_Stated goal_.
Copy each line containing the word "noche" from the records that follow, please.

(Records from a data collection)
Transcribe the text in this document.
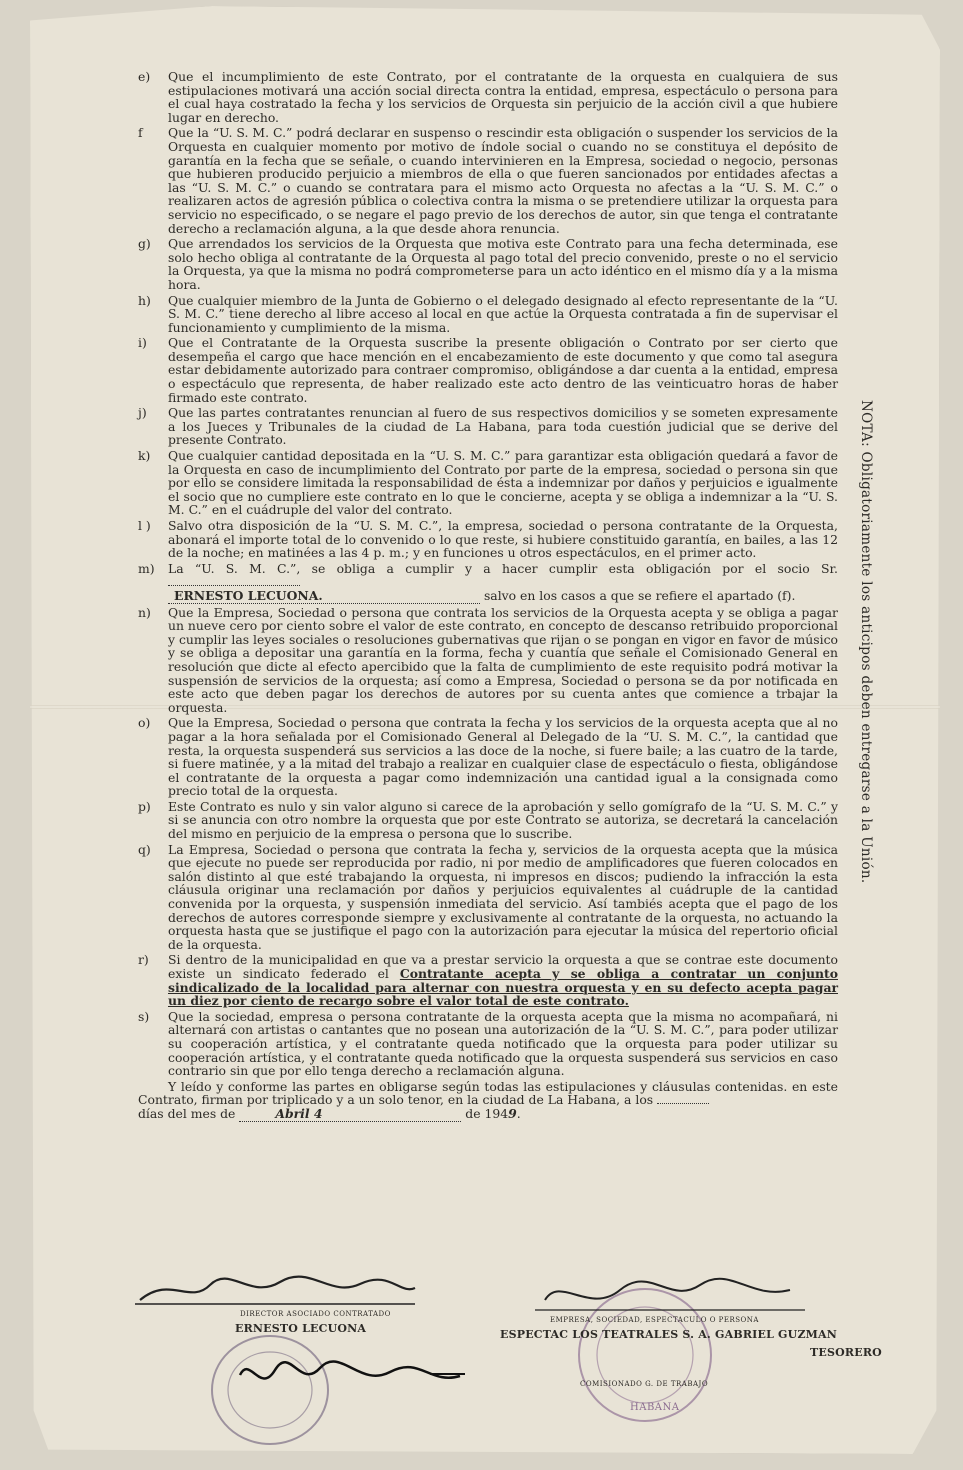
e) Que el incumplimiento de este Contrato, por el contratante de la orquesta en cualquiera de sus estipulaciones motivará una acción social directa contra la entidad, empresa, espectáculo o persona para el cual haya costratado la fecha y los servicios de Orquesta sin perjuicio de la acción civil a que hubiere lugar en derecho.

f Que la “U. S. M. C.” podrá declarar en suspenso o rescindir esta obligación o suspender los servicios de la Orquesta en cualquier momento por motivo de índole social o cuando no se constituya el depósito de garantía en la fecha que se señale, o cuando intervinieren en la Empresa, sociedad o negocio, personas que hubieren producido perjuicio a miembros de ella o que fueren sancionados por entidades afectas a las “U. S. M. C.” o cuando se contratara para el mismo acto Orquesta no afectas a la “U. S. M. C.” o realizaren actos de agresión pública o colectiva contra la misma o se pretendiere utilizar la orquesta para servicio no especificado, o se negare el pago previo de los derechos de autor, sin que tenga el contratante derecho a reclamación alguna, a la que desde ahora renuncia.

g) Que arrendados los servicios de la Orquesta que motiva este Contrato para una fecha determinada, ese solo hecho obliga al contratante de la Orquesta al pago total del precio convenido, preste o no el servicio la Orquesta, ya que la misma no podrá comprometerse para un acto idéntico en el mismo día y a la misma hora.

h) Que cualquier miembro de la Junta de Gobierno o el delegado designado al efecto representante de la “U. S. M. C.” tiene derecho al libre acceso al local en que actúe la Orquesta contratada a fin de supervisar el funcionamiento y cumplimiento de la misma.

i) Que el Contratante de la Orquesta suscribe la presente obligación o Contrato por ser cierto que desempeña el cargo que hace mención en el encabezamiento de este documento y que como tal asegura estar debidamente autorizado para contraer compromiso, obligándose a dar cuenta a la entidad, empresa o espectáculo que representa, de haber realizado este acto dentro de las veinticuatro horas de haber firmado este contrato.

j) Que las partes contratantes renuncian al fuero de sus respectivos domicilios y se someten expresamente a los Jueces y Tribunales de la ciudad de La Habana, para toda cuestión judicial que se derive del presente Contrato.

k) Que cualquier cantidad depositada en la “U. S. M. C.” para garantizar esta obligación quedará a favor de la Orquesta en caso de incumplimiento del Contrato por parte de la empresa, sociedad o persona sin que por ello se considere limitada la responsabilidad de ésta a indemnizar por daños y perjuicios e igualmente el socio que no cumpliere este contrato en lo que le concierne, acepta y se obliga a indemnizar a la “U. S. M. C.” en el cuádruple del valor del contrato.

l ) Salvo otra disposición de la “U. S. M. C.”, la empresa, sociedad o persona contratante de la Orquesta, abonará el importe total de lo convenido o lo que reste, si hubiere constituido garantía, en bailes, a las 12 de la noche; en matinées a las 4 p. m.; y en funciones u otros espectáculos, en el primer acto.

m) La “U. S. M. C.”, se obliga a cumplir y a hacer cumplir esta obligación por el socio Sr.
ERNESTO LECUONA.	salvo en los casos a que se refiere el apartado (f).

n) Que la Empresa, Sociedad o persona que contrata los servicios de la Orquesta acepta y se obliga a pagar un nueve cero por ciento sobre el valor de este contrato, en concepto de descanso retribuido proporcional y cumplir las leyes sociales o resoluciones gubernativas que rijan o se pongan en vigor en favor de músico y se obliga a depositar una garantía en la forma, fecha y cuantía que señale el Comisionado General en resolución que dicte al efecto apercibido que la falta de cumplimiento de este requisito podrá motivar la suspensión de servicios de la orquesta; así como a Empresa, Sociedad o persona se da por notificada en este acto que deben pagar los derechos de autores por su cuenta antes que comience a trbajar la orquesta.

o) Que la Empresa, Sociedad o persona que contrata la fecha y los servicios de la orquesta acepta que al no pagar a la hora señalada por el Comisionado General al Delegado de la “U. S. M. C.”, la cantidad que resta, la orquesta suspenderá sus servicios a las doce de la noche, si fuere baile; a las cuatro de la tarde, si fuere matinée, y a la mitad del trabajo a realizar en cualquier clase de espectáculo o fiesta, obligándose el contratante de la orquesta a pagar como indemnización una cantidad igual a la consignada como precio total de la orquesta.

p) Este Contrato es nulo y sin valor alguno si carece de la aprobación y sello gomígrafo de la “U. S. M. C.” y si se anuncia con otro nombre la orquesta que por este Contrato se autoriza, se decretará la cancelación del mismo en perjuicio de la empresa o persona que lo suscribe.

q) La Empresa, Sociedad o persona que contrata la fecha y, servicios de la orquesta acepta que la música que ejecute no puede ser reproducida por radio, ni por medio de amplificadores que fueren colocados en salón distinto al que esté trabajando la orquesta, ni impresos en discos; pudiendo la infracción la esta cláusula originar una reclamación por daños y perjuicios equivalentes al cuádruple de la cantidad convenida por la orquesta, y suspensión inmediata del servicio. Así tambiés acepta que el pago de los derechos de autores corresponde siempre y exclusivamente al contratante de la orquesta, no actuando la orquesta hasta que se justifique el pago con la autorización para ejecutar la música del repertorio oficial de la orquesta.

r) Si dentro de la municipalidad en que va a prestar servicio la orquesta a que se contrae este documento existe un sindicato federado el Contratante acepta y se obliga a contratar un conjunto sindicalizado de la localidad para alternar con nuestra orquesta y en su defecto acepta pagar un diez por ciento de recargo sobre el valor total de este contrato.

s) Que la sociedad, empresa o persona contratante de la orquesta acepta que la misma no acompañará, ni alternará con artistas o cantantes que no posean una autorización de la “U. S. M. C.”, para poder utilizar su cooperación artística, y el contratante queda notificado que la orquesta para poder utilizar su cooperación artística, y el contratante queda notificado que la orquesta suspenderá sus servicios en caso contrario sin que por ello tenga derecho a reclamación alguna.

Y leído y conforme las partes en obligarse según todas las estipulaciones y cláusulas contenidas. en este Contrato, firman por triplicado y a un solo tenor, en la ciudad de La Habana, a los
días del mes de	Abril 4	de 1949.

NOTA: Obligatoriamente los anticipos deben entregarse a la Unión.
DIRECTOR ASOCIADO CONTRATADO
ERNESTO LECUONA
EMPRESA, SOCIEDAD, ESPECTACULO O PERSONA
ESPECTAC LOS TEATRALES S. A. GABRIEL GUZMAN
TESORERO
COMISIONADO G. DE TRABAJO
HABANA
--
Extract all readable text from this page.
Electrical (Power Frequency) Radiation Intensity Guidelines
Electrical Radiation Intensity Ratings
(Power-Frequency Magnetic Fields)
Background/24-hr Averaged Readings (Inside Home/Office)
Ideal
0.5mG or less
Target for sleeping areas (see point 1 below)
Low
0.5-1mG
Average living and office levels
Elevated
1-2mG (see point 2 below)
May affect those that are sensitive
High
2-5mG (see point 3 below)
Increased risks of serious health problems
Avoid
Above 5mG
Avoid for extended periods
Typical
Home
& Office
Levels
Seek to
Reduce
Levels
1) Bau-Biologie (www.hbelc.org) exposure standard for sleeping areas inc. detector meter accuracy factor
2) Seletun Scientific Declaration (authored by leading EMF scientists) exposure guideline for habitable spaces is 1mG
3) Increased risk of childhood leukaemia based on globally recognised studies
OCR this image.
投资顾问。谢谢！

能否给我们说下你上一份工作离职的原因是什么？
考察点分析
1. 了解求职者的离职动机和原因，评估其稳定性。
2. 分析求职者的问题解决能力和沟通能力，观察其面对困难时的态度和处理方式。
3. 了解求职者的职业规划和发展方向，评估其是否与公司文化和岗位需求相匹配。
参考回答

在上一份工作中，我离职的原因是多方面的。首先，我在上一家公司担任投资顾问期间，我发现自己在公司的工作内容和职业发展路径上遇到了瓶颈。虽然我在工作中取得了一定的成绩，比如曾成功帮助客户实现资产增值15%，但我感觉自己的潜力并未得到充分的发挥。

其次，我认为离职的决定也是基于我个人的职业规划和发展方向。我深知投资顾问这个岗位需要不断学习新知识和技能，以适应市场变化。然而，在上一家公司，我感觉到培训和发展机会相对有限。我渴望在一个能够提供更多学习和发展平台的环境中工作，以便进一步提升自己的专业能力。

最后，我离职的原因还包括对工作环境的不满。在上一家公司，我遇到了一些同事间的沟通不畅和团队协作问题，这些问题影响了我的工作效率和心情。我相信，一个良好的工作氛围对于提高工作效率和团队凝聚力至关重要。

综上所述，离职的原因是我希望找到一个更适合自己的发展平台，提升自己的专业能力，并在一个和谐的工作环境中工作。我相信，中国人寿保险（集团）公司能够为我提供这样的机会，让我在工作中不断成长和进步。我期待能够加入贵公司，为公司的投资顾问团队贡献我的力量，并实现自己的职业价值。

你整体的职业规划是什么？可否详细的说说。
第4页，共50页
...
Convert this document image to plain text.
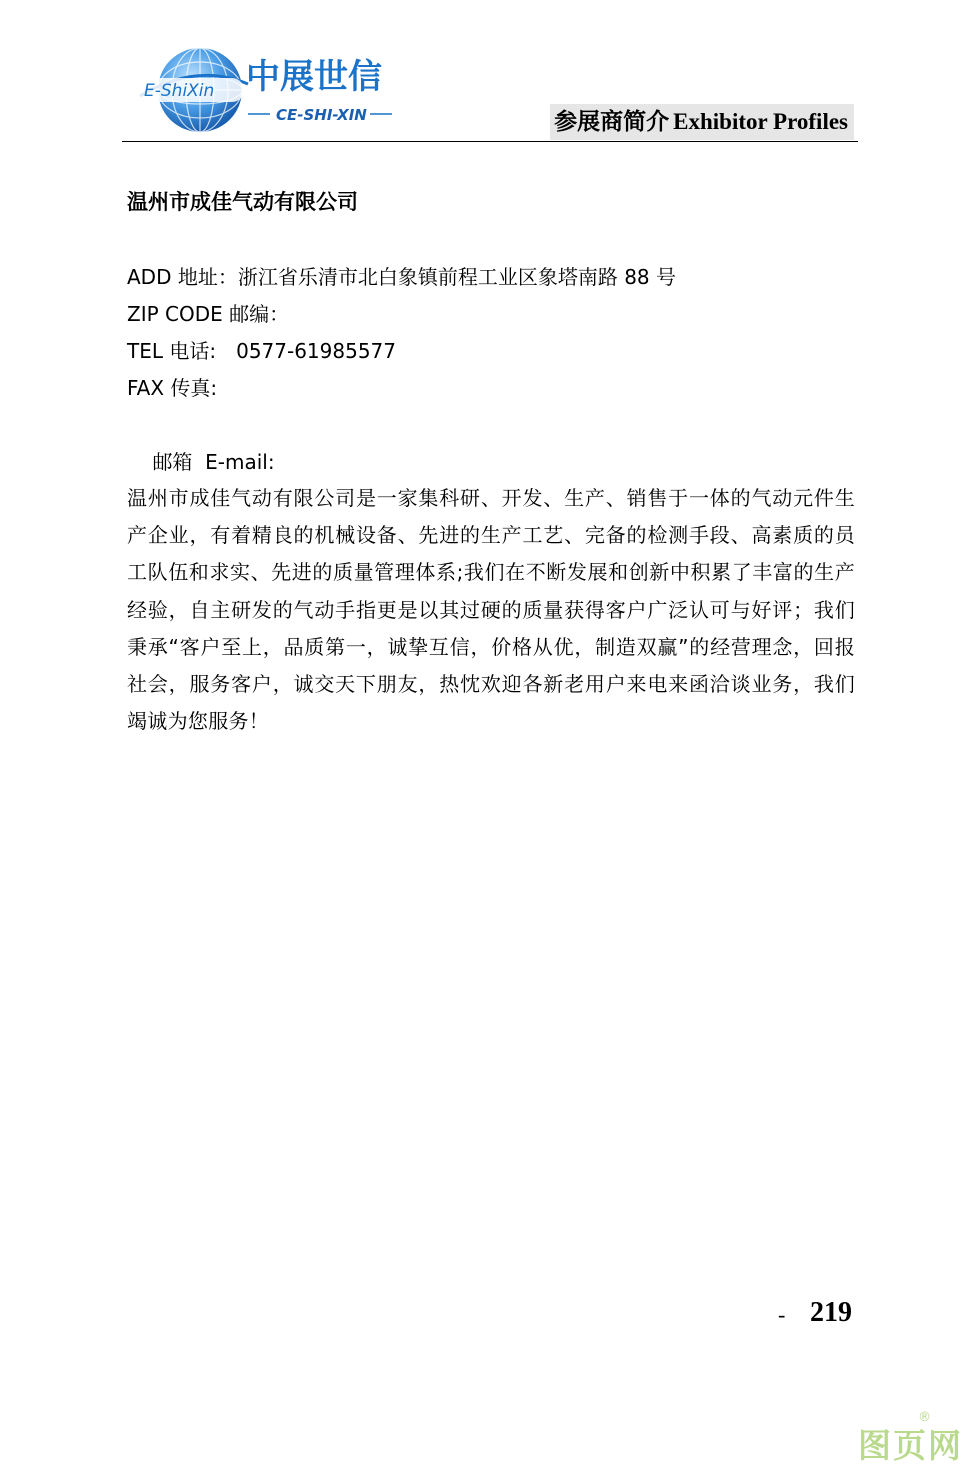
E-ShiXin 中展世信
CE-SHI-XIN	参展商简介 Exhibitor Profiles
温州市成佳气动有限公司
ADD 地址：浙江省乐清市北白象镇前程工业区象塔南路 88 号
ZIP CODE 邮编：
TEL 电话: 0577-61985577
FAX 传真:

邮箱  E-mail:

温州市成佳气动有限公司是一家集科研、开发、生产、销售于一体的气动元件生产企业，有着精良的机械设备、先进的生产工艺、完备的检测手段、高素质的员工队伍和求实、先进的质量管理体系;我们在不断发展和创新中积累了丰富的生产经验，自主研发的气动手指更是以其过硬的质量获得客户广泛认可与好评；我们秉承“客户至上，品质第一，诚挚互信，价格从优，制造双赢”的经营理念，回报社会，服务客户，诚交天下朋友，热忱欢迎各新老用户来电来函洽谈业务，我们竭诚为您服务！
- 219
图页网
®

_Answer_.
l ) Salvo otra disposición de la “U. S. M. C.”, la empresa, sociedad o persona contratante de la Orquesta, abonará el importe total de lo convenido o lo que reste, si hubiere constituido garantía, en bailes, a las 12 de la noche; en matinées a las 4 p. m.; y en funciones u otros espectáculos, en el primer acto.
o) Que la Empresa, Sociedad o persona que contrata la fecha y los servicios de la orquesta acepta que al no pagar a la hora señalada por el Comisionado General al Delegado de la “U. S. M. C.”, la cantidad que resta, la orquesta suspenderá sus servicios a las doce de la noche, si fuere baile; a las cuatro de la tarde, si fuere matinée, y a la mitad del trabajo a realizar en cualquier clase de espectáculo o fiesta, obligándose el contratante de la orquesta a pagar como indemnización una cantidad igual a la consignada como precio total de la orquesta.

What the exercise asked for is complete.